> _WRITTEN TASK_: Can you print every record below exactly as written?

## start THE INPUT

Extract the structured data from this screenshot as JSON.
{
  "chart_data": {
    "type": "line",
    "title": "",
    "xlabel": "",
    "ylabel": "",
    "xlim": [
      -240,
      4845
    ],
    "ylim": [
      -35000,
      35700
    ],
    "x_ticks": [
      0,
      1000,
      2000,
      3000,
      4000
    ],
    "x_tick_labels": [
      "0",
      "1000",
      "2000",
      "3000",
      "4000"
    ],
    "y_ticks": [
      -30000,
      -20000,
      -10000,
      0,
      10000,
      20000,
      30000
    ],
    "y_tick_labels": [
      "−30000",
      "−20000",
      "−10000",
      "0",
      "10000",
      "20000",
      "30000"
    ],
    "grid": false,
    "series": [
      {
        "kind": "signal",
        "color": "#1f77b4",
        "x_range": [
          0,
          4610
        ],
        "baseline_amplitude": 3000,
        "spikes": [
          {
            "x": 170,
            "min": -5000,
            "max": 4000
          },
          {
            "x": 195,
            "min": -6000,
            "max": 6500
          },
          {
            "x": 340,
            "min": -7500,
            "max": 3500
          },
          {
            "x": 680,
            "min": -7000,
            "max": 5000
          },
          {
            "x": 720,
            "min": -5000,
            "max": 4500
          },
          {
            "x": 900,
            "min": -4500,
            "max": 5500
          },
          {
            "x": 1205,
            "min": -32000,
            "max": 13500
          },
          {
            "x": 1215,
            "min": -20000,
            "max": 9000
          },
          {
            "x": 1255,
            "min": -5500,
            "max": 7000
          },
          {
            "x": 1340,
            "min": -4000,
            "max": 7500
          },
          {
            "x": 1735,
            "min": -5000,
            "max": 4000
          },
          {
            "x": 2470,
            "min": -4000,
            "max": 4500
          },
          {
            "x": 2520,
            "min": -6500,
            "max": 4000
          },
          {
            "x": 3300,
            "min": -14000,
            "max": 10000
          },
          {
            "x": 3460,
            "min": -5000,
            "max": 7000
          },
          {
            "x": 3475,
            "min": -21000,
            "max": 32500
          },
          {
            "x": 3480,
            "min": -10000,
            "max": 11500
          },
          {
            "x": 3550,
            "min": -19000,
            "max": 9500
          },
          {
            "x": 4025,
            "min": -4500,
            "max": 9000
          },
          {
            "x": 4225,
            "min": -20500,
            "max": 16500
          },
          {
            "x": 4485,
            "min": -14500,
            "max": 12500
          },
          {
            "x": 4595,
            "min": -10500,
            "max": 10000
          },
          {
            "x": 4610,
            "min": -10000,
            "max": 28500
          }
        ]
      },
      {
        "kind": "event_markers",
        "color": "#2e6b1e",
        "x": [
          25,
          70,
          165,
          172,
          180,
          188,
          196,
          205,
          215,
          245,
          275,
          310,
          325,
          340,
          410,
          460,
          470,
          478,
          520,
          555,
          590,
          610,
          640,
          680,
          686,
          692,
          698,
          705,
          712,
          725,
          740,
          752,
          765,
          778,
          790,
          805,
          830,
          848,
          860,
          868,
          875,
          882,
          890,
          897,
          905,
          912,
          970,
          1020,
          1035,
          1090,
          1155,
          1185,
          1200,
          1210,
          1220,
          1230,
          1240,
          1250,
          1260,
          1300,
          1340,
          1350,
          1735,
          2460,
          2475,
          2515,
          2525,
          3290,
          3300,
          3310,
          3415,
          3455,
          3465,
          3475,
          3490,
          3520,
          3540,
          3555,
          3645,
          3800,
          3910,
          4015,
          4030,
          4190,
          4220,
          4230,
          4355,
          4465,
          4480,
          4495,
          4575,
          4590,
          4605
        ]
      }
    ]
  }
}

## end THE INPUT

> _SOLUTION TO THE PROBLEM_:
Extract the structured data from this screenshot as JSON.
{
  "chart_data": {
    "type": "line",
    "title": "",
    "xlabel": "",
    "ylabel": "",
    "xlim": [
      -240,
      4845
    ],
    "ylim": [
      -35000,
      35700
    ],
    "x_ticks": [
      0,
      1000,
      2000,
      3000,
      4000
    ],
    "x_tick_labels": [
      "0",
      "1000",
      "2000",
      "3000",
      "4000"
    ],
    "y_ticks": [
      -30000,
      -20000,
      -10000,
      0,
      10000,
      20000,
      30000
    ],
    "y_tick_labels": [
      "−30000",
      "−20000",
      "−10000",
      "0",
      "10000",
      "20000",
      "30000"
    ],
    "grid": false,
    "series": [
      {
        "kind": "signal",
        "color": "#1f77b4",
        "x_range": [
          0,
          4610
        ],
        "baseline_amplitude": 3000,
        "spikes": [
          {
            "x": 170,
            "min": -5000,
            "max": 4000
          },
          {
            "x": 195,
            "min": -6000,
            "max": 6500
          },
          {
            "x": 340,
            "min": -7500,
            "max": 3500
          },
          {
            "x": 680,
            "min": -7000,
            "max": 5000
          },
          {
            "x": 720,
            "min": -5000,
            "max": 4500
          },
          {
            "x": 900,
            "min": -4500,
            "max": 5500
          },
          {
            "x": 1205,
            "min": -32000,
            "max": 13500
          },
          {
            "x": 1215,
            "min": -20000,
            "max": 9000
          },
          {
            "x": 1255,
            "min": -5500,
            "max": 7000
          },
          {
            "x": 1340,
            "min": -4000,
            "max": 7500
          },
          {
            "x": 1735,
            "min": -5000,
            "max": 4000
          },
          {
            "x": 2470,
            "min": -4000,
            "max": 4500
          },
          {
            "x": 2520,
            "min": -6500,
            "max": 4000
          },
          {
            "x": 3300,
            "min": -14000,
            "max": 10000
          },
          {
            "x": 3460,
            "min": -5000,
            "max": 7000
          },
          {
            "x": 3475,
            "min": -21000,
            "max": 32500
          },
          {
            "x": 3480,
            "min": -10000,
            "max": 11500
          },
          {
            "x": 3550,
            "min": -19000,
            "max": 9500
          },
          {
            "x": 4025,
            "min": -4500,
            "max": 9000
          },
          {
            "x": 4225,
            "min": -20500,
            "max": 16500
          },
          {
            "x": 4485,
            "min": -14500,
            "max": 12500
          },
          {
            "x": 4595,
            "min": -10500,
            "max": 10000
          },
          {
            "x": 4610,
            "min": -10000,
            "max": 28500
          }
        ]
      },
      {
        "kind": "event_markers",
        "color": "#2e6b1e",
        "x": [
          25,
          70,
          165,
          172,
          180,
          188,
          196,
          205,
          215,
          245,
          275,
          310,
          325,
          340,
          410,
          460,
          470,
          478,
          520,
          555,
          590,
          610,
          640,
          680,
          686,
          692,
          698,
          705,
          712,
          725,
          740,
          752,
          765,
          778,
          790,
          805,
          830,
          848,
          860,
          868,
          875,
          882,
          890,
          897,
          905,
          912,
          970,
          1020,
          1035,
          1090,
          1155,
          1185,
          1200,
          1210,
          1220,
          1230,
          1240,
          1250,
          1260,
          1300,
          1340,
          1350,
          1735,
          2460,
          2475,
          2515,
          2525,
          3290,
          3300,
          3310,
          3415,
          3455,
          3465,
          3475,
          3490,
          3520,
          3540,
          3555,
          3645,
          3800,
          3910,
          4015,
          4030,
          4190,
          4220,
          4230,
          4355,
          4465,
          4480,
          4495,
          4575,
          4590,
          4605
        ]
      }
    ]
  }
}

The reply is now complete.